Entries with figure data
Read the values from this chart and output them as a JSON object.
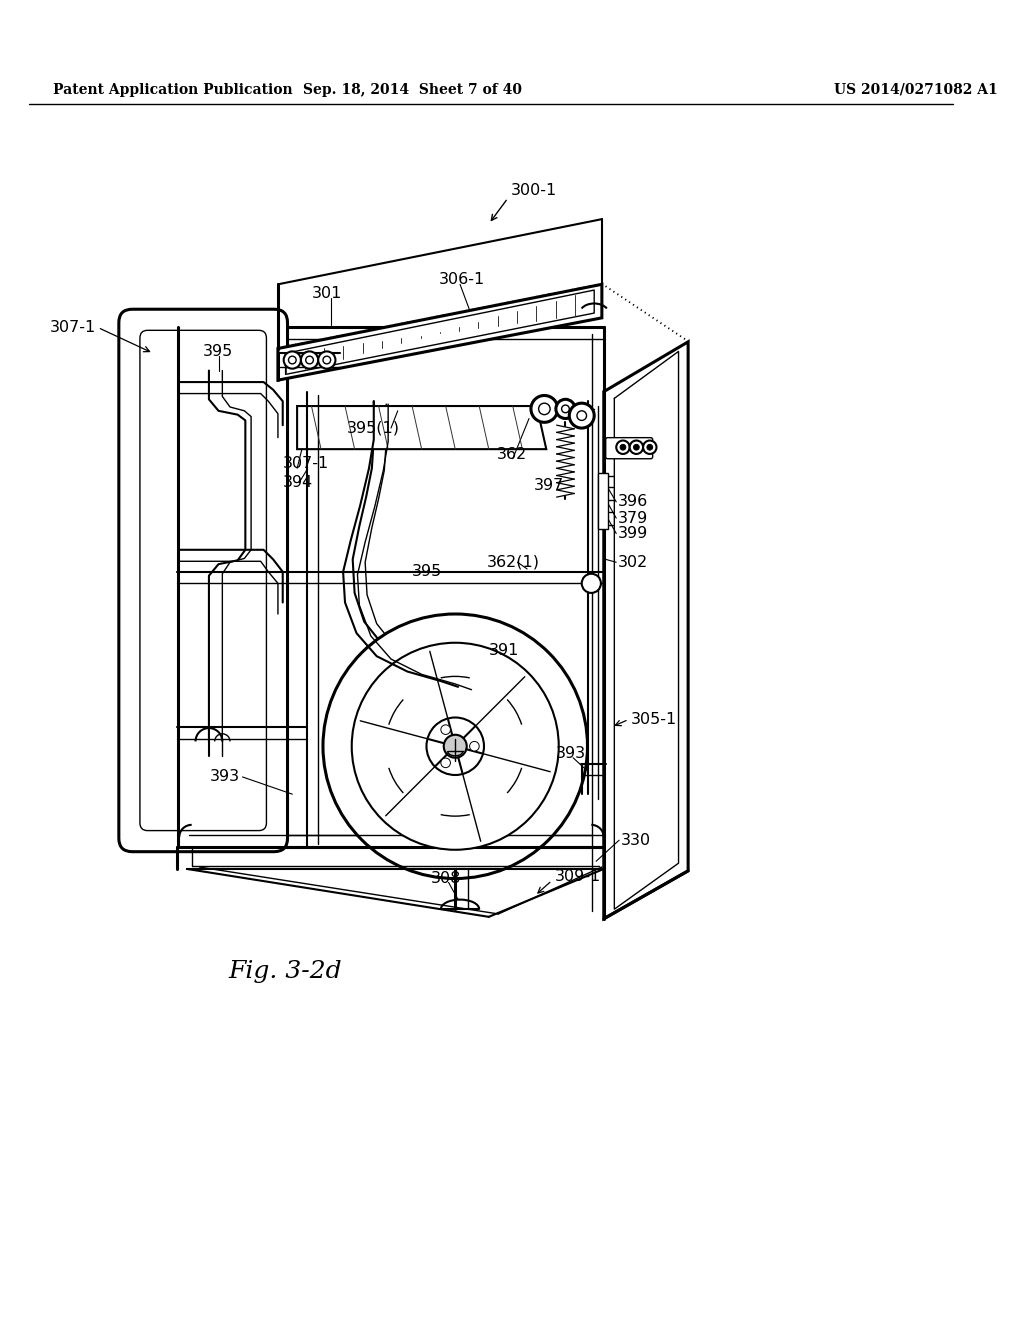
{
  "bg_color": "#ffffff",
  "line_color": "#000000",
  "header_left": "Patent Application Publication",
  "header_mid": "Sep. 18, 2014  Sheet 7 of 40",
  "header_right": "US 2014/0271082 A1",
  "fig_label": "Fig. 3-2d"
}
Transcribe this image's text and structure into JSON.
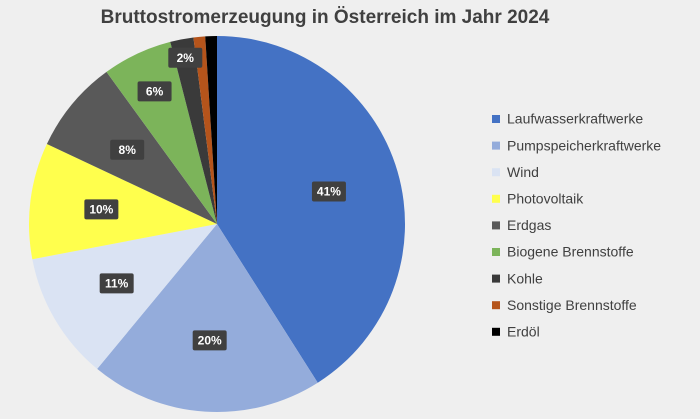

What this task involves
In your copy of the listing above, reproduce each line exactly and omit all pictures.

Worked answer
Read the values from this chart and output them as a JSON object.
{
  "bg_color": "#ffffff",
  "line_color": "#000000",
  "header_left": "Patent Application Publication",
  "header_mid": "Sep. 18, 2014  Sheet 7 of 40",
  "header_right": "US 2014/0271082 A1",
  "fig_label": "Fig. 3-2d"
}
Transcribe this image's text and structure into JSON.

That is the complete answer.